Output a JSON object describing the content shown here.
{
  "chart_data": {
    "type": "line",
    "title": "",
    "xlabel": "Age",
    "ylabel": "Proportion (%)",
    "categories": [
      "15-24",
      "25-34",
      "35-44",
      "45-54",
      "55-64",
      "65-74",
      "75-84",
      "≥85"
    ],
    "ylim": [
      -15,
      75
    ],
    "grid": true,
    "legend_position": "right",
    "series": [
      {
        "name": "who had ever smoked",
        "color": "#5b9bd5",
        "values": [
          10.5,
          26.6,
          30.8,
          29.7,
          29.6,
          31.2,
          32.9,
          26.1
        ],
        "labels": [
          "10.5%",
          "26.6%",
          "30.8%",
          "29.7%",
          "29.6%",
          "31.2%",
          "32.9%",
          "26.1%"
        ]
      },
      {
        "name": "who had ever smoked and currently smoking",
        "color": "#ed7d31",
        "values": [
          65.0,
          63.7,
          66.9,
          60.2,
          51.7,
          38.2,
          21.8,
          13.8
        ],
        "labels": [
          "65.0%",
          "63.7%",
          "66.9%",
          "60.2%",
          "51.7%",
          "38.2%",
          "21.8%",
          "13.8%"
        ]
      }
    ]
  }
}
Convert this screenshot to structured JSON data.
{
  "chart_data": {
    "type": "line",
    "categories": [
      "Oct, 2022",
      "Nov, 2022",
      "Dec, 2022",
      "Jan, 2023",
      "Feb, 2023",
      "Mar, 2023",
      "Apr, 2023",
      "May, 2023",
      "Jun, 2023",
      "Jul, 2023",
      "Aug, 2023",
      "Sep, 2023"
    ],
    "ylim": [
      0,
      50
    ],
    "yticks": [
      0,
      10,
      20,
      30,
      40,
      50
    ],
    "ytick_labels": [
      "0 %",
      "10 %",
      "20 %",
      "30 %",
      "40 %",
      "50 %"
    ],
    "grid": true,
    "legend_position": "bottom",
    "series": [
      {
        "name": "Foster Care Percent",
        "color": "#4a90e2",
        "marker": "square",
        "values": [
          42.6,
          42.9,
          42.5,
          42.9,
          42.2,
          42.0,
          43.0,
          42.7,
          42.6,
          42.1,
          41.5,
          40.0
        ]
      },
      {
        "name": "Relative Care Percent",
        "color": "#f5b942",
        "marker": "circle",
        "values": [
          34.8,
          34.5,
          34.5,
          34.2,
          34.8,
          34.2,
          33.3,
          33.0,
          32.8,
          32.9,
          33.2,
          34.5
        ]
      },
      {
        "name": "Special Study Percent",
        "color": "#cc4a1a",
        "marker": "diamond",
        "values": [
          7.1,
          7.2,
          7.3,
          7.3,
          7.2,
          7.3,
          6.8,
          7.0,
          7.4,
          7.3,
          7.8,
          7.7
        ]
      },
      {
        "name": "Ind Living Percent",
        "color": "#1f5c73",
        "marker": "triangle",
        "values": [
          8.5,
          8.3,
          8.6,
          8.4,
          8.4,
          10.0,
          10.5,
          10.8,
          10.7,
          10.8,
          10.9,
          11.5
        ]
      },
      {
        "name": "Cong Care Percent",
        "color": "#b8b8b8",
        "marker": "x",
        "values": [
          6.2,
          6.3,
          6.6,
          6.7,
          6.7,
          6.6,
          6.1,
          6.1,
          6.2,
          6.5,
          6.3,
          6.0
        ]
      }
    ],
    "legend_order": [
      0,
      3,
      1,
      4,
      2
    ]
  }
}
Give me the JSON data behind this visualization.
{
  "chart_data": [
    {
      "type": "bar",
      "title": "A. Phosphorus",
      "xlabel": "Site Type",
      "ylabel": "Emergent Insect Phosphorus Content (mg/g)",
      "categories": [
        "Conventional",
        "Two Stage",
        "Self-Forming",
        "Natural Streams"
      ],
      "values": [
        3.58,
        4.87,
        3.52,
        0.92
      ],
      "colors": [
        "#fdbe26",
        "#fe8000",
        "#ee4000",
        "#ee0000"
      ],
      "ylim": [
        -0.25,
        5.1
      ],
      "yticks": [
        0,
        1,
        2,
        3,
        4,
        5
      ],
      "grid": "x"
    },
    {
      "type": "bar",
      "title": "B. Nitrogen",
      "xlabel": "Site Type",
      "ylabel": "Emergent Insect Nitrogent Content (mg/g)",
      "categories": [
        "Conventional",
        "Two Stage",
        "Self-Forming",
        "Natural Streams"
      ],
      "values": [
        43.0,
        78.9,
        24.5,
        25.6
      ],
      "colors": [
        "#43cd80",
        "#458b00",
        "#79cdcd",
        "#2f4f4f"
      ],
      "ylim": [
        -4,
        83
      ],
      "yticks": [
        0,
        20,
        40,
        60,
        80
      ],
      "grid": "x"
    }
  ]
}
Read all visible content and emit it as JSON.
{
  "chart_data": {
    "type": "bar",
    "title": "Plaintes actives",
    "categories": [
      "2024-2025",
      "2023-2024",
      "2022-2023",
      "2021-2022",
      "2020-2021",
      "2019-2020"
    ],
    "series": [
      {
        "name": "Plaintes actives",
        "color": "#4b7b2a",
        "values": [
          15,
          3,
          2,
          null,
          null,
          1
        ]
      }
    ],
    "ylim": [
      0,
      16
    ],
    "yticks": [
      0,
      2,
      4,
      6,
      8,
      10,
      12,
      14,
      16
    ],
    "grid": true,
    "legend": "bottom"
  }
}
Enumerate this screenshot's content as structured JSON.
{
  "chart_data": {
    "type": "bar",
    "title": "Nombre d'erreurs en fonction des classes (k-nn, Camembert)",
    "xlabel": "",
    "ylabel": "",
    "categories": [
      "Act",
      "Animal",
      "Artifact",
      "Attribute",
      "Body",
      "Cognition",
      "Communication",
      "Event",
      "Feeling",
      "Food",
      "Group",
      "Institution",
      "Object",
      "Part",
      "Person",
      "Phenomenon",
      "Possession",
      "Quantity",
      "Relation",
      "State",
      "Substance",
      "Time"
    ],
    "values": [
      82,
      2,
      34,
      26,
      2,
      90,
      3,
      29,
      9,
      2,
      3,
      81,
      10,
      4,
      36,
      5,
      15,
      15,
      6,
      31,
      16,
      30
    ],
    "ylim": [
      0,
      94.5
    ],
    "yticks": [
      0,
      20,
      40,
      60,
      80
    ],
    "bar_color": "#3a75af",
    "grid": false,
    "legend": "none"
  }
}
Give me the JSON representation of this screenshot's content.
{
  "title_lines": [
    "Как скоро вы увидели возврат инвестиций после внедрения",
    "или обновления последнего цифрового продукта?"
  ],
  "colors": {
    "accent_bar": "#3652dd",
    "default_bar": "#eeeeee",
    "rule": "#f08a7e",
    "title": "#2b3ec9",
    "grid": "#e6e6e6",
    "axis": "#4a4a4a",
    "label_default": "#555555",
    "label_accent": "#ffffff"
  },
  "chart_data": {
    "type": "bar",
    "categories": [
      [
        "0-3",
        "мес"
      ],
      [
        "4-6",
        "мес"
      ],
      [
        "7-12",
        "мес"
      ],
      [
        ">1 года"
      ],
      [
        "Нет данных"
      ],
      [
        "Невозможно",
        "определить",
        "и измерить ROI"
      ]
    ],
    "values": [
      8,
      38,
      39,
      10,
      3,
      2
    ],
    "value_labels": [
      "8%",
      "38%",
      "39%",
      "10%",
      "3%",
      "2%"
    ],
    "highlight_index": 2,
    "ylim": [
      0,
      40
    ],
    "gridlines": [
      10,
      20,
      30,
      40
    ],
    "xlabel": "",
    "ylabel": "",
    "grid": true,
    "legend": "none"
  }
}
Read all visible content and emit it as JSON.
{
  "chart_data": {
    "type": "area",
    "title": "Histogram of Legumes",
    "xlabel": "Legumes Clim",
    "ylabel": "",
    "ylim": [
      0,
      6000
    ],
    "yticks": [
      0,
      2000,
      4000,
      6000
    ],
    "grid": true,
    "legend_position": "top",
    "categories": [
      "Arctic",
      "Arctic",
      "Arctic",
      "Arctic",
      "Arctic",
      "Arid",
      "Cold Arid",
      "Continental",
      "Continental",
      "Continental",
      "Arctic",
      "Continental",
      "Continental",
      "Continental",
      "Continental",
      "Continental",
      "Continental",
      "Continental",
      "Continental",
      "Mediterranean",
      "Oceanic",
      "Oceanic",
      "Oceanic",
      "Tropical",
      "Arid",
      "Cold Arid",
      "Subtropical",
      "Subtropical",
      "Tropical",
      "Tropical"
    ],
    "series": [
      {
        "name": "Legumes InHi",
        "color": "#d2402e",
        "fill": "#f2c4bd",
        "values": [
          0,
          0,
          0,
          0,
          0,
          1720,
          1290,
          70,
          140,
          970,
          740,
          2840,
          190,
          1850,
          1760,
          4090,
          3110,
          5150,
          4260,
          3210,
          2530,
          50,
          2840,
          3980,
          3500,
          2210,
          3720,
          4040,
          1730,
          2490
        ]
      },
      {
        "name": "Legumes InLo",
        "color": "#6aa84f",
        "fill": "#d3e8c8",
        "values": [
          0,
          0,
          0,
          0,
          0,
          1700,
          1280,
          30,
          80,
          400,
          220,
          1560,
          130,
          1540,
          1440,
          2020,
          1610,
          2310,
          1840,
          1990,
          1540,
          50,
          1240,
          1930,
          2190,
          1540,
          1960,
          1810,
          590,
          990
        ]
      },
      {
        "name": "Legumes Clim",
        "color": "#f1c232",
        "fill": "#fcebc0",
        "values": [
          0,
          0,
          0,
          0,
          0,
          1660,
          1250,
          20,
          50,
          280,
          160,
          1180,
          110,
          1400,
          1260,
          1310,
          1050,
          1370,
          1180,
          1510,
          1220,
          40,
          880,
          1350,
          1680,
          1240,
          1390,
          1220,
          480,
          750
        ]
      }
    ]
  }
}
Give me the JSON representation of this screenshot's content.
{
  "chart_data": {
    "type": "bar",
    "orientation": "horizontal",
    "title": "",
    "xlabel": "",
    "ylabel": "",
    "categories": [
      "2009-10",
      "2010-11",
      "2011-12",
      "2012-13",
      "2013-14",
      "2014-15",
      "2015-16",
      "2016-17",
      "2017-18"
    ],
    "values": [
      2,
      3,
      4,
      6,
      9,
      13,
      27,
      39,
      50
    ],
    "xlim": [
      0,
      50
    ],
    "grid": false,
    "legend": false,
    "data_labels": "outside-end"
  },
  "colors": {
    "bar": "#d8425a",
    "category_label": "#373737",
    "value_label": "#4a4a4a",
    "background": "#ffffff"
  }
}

++++++++++

> **What to work on**
Select and copy each line from the data that includes the word "Insect".

> **Written reply**
      "ylabel": "Emergent Insect Phosphorus Content (mg/g)",
      "ylabel": "Emergent Insect Nitrogent Content (mg/g)",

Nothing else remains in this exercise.